Challenge - Output every line exactly as written. Leave out pictures.

- - -

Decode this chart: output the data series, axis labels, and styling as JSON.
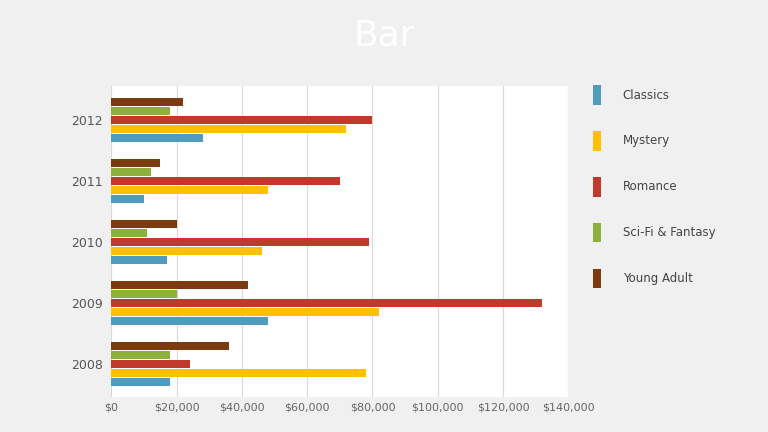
{
  "title": "Bar",
  "title_bg_color": "#2E7049",
  "title_text_color": "#FFFFFF",
  "years": [
    2012,
    2011,
    2010,
    2009,
    2008
  ],
  "categories": [
    "Classics",
    "Mystery",
    "Romance",
    "Sci-Fi & Fantasy",
    "Young Adult"
  ],
  "colors": {
    "Classics": "#4E9DBF",
    "Mystery": "#FFC000",
    "Romance": "#C0392B",
    "Sci-Fi & Fantasy": "#8DB03C",
    "Young Adult": "#7B3A10"
  },
  "data": {
    "2012": {
      "Classics": 28000,
      "Mystery": 72000,
      "Romance": 80000,
      "Sci-Fi & Fantasy": 18000,
      "Young Adult": 22000
    },
    "2011": {
      "Classics": 10000,
      "Mystery": 48000,
      "Romance": 70000,
      "Sci-Fi & Fantasy": 12000,
      "Young Adult": 15000
    },
    "2010": {
      "Classics": 17000,
      "Mystery": 46000,
      "Romance": 79000,
      "Sci-Fi & Fantasy": 11000,
      "Young Adult": 20000
    },
    "2009": {
      "Classics": 48000,
      "Mystery": 82000,
      "Romance": 132000,
      "Sci-Fi & Fantasy": 20000,
      "Young Adult": 42000
    },
    "2008": {
      "Classics": 18000,
      "Mystery": 78000,
      "Romance": 24000,
      "Sci-Fi & Fantasy": 18000,
      "Young Adult": 36000
    }
  },
  "xlim": [
    0,
    140000
  ],
  "xticks": [
    0,
    20000,
    40000,
    60000,
    80000,
    100000,
    120000,
    140000
  ],
  "xticklabels": [
    "$0",
    "$20,000",
    "$40,000",
    "$60,000",
    "$80,000",
    "$100,000",
    "$120,000",
    "$140,000"
  ],
  "bg_color": "#F0F0F0",
  "plot_bg_color": "#FFFFFF",
  "grid_color": "#D8D8D8",
  "bar_height": 0.13,
  "bar_gap": 0.015
}
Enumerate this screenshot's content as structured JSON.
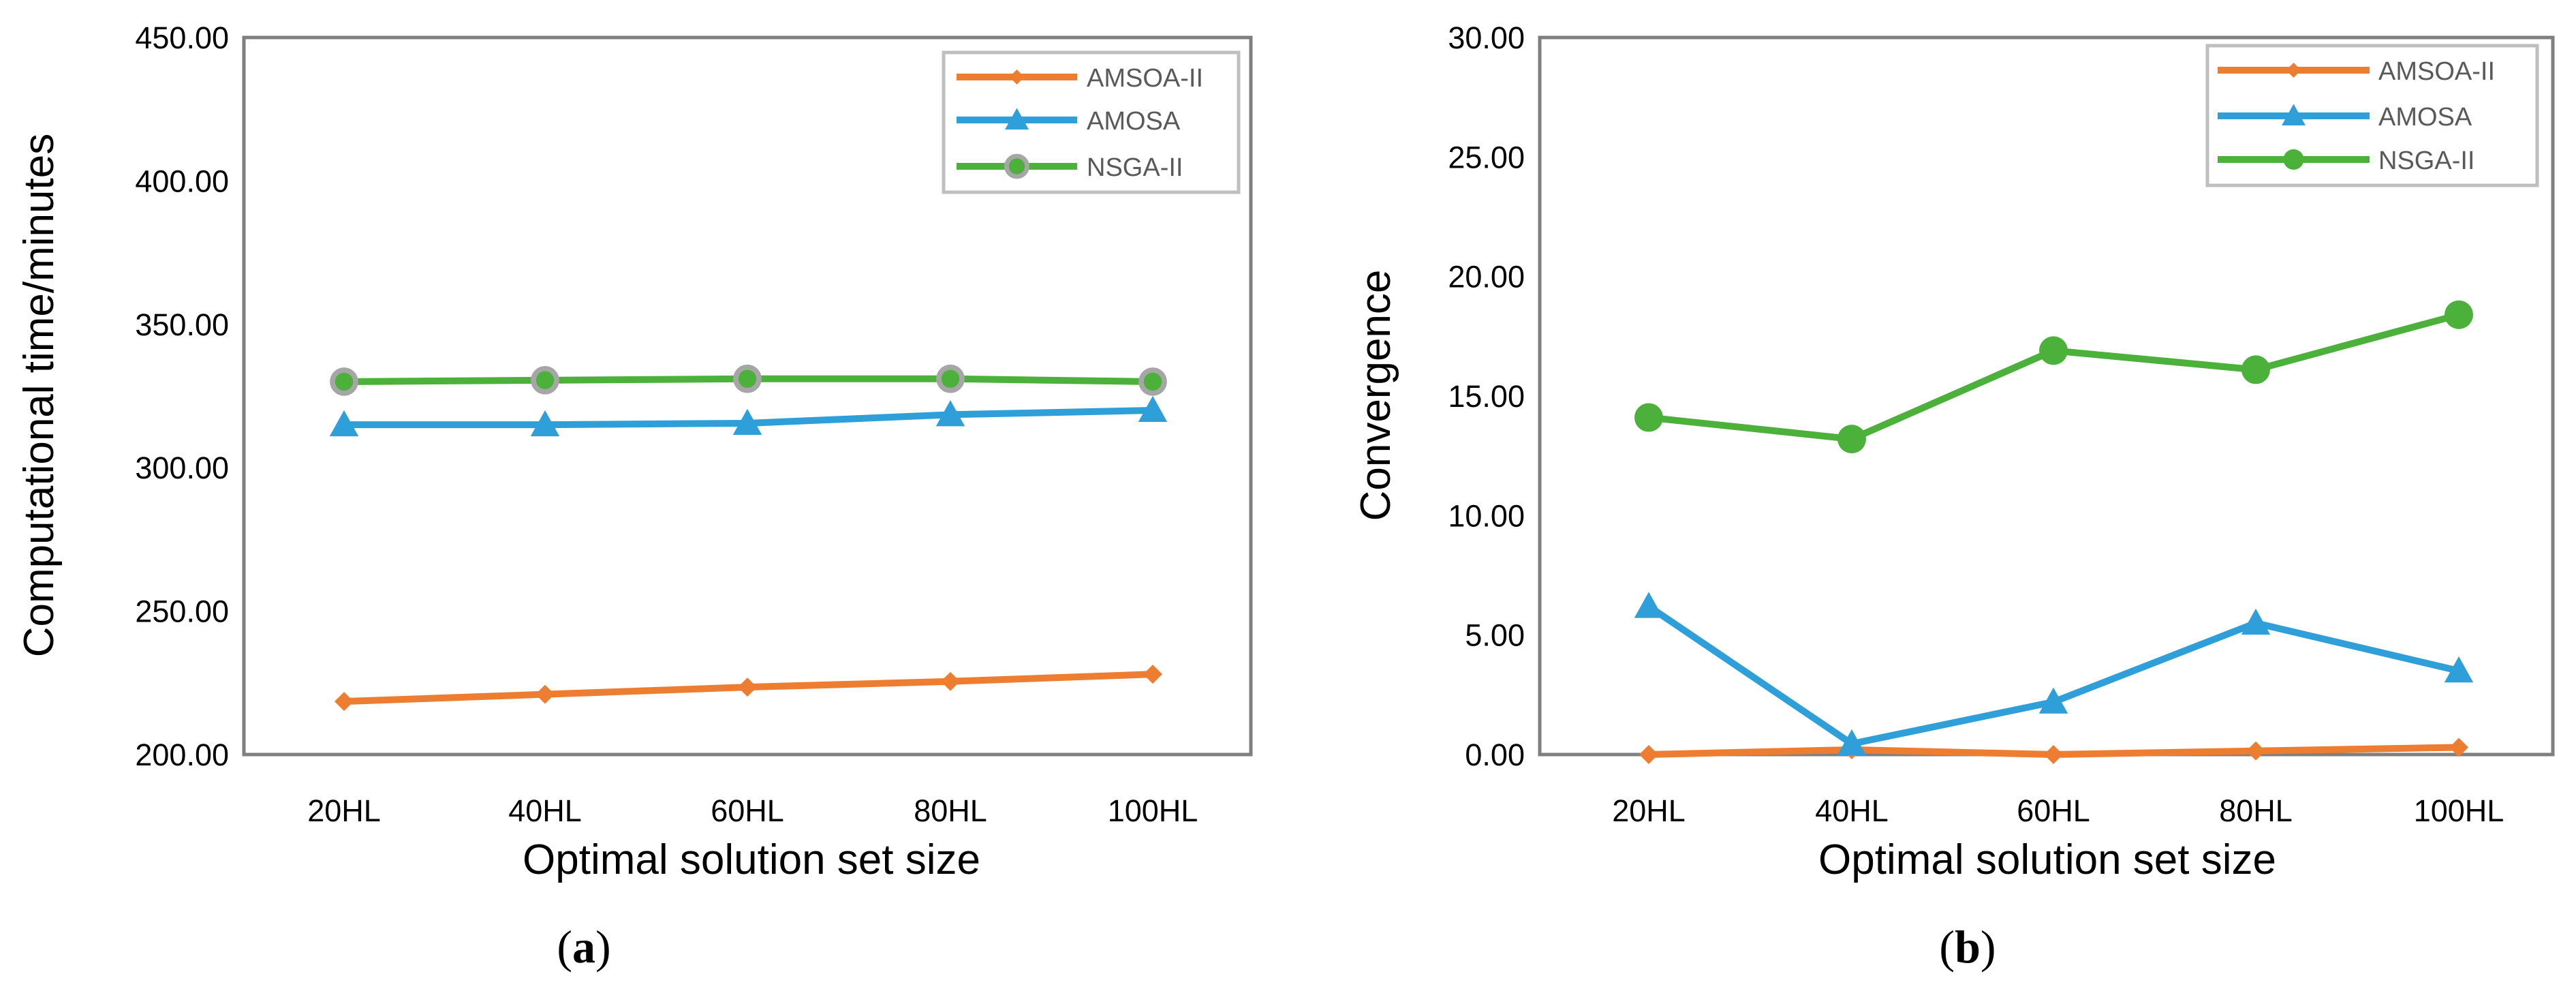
{
  "colors": {
    "AMSOA-II": "#ED7D31",
    "AMOSA": "#2E9FD8",
    "NSGA-II": "#4CB13B",
    "frame": "#7F7F7F",
    "nsga_marker_outline_a": "#A6A6A6"
  },
  "chart_data": [
    {
      "id": "a",
      "type": "line",
      "caption": {
        "open": "(",
        "letter": "a",
        "close": ")"
      },
      "title": "",
      "xlabel": "Optimal solution set size",
      "ylabel": "Computational time/minutes",
      "categories": [
        "20HL",
        "40HL",
        "60HL",
        "80HL",
        "100HL"
      ],
      "ylim": [
        200,
        450
      ],
      "yticks": [
        "200.00",
        "250.00",
        "300.00",
        "350.00",
        "400.00",
        "450.00"
      ],
      "legend_position": "top-right",
      "series": [
        {
          "name": "AMSOA-II",
          "marker": "diamond",
          "values": [
            218.5,
            221.0,
            223.5,
            225.5,
            228.0
          ]
        },
        {
          "name": "AMOSA",
          "marker": "triangle",
          "values": [
            315.0,
            315.0,
            315.5,
            318.5,
            320.0
          ]
        },
        {
          "name": "NSGA-II",
          "marker": "circle-outlined",
          "values": [
            330.0,
            330.5,
            331.0,
            331.0,
            330.0
          ]
        }
      ]
    },
    {
      "id": "b",
      "type": "line",
      "caption": {
        "open": "(",
        "letter": "b",
        "close": ")"
      },
      "title": "",
      "xlabel": "Optimal solution set size",
      "ylabel": "Convergence",
      "categories": [
        "20HL",
        "40HL",
        "60HL",
        "80HL",
        "100HL"
      ],
      "ylim": [
        0,
        30
      ],
      "yticks": [
        "0.00",
        "5.00",
        "10.00",
        "15.00",
        "20.00",
        "25.00",
        "30.00"
      ],
      "legend_position": "top-right",
      "series": [
        {
          "name": "AMSOA-II",
          "marker": "diamond",
          "values": [
            0.0,
            0.2,
            0.0,
            0.15,
            0.3
          ]
        },
        {
          "name": "AMOSA",
          "marker": "triangle",
          "values": [
            6.2,
            0.45,
            2.2,
            5.5,
            3.5
          ]
        },
        {
          "name": "NSGA-II",
          "marker": "circle",
          "values": [
            14.1,
            13.2,
            16.9,
            16.1,
            18.4
          ]
        }
      ]
    }
  ]
}
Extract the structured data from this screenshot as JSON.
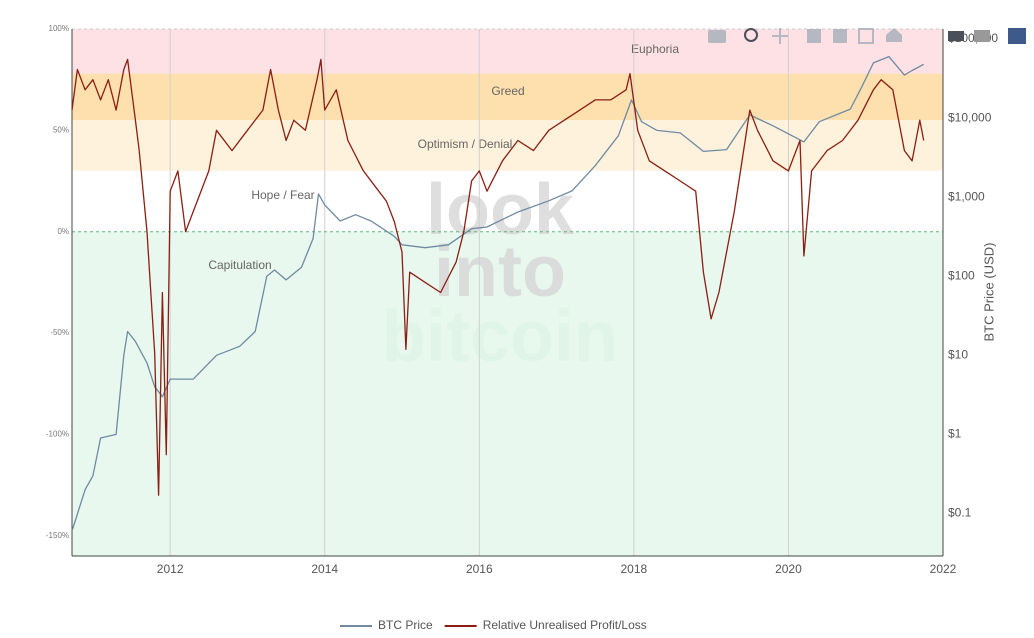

- - -

Finished exercise -
Decode this chart: output the data series, axis labels, and styling as JSON.
{
  "title": "Bar",
  "title_bg_color": "#2E7049",
  "title_text_color": "#FFFFFF",
  "years": [
    2012,
    2011,
    2010,
    2009,
    2008
  ],
  "categories": [
    "Classics",
    "Mystery",
    "Romance",
    "Sci-Fi & Fantasy",
    "Young Adult"
  ],
  "colors": {
    "Classics": "#4E9DBF",
    "Mystery": "#FFC000",
    "Romance": "#C0392B",
    "Sci-Fi & Fantasy": "#8DB03C",
    "Young Adult": "#7B3A10"
  },
  "data": {
    "2012": {
      "Classics": 28000,
      "Mystery": 72000,
      "Romance": 80000,
      "Sci-Fi & Fantasy": 18000,
      "Young Adult": 22000
    },
    "2011": {
      "Classics": 10000,
      "Mystery": 48000,
      "Romance": 70000,
      "Sci-Fi & Fantasy": 12000,
      "Young Adult": 15000
    },
    "2010": {
      "Classics": 17000,
      "Mystery": 46000,
      "Romance": 79000,
      "Sci-Fi & Fantasy": 11000,
      "Young Adult": 20000
    },
    "2009": {
      "Classics": 48000,
      "Mystery": 82000,
      "Romance": 132000,
      "Sci-Fi & Fantasy": 20000,
      "Young Adult": 42000
    },
    "2008": {
      "Classics": 18000,
      "Mystery": 78000,
      "Romance": 24000,
      "Sci-Fi & Fantasy": 18000,
      "Young Adult": 36000
    }
  },
  "xlim": [
    0,
    140000
  ],
  "xticks": [
    0,
    20000,
    40000,
    60000,
    80000,
    100000,
    120000,
    140000
  ],
  "xticklabels": [
    "$0",
    "$20,000",
    "$40,000",
    "$60,000",
    "$80,000",
    "$100,000",
    "$120,000",
    "$140,000"
  ],
  "bg_color": "#F0F0F0",
  "plot_bg_color": "#FFFFFF",
  "grid_color": "#D8D8D8",
  "bar_height": 0.13,
  "bar_gap": 0.015
}
Enumerate this screenshot's content as structured JSON.
{
  "colors": {
    "AMSOA-II": "#ED7D31",
    "AMOSA": "#2E9FD8",
    "NSGA-II": "#4CB13B",
    "frame": "#7F7F7F",
    "nsga_marker_outline_a": "#A6A6A6"
  },
  "chart_data": [
    {
      "id": "a",
      "type": "line",
      "caption": {
        "open": "(",
        "letter": "a",
        "close": ")"
      },
      "title": "",
      "xlabel": "Optimal solution set size",
      "ylabel": "Computational time/minutes",
      "categories": [
        "20HL",
        "40HL",
        "60HL",
        "80HL",
        "100HL"
      ],
      "ylim": [
        200,
        450
      ],
      "yticks": [
        "200.00",
        "250.00",
        "300.00",
        "350.00",
        "400.00",
        "450.00"
      ],
      "legend_position": "top-right",
      "series": [
        {
          "name": "AMSOA-II",
          "marker": "diamond",
          "values": [
            218.5,
            221.0,
            223.5,
            225.5,
            228.0
          ]
        },
        {
          "name": "AMOSA",
          "marker": "triangle",
          "values": [
            315.0,
            315.0,
            315.5,
            318.5,
            320.0
          ]
        },
        {
          "name": "NSGA-II",
          "marker": "circle-outlined",
          "values": [
            330.0,
            330.5,
            331.0,
            331.0,
            330.0
          ]
        }
      ]
    },
    {
      "id": "b",
      "type": "line",
      "caption": {
        "open": "(",
        "letter": "b",
        "close": ")"
      },
      "title": "",
      "xlabel": "Optimal solution set size",
      "ylabel": "Convergence",
      "categories": [
        "20HL",
        "40HL",
        "60HL",
        "80HL",
        "100HL"
      ],
      "ylim": [
        0,
        30
      ],
      "yticks": [
        "0.00",
        "5.00",
        "10.00",
        "15.00",
        "20.00",
        "25.00",
        "30.00"
      ],
      "legend_position": "top-right",
      "series": [
        {
          "name": "AMSOA-II",
          "marker": "diamond",
          "values": [
            0.0,
            0.2,
            0.0,
            0.15,
            0.3
          ]
        },
        {
          "name": "AMOSA",
          "marker": "triangle",
          "values": [
            6.2,
            0.45,
            2.2,
            5.5,
            3.5
          ]
        },
        {
          "name": "NSGA-II",
          "marker": "circle",
          "values": [
            14.1,
            13.2,
            16.9,
            16.1,
            18.4
          ]
        }
      ]
    }
  ]
}
Extract the structured data from this screenshot as JSON.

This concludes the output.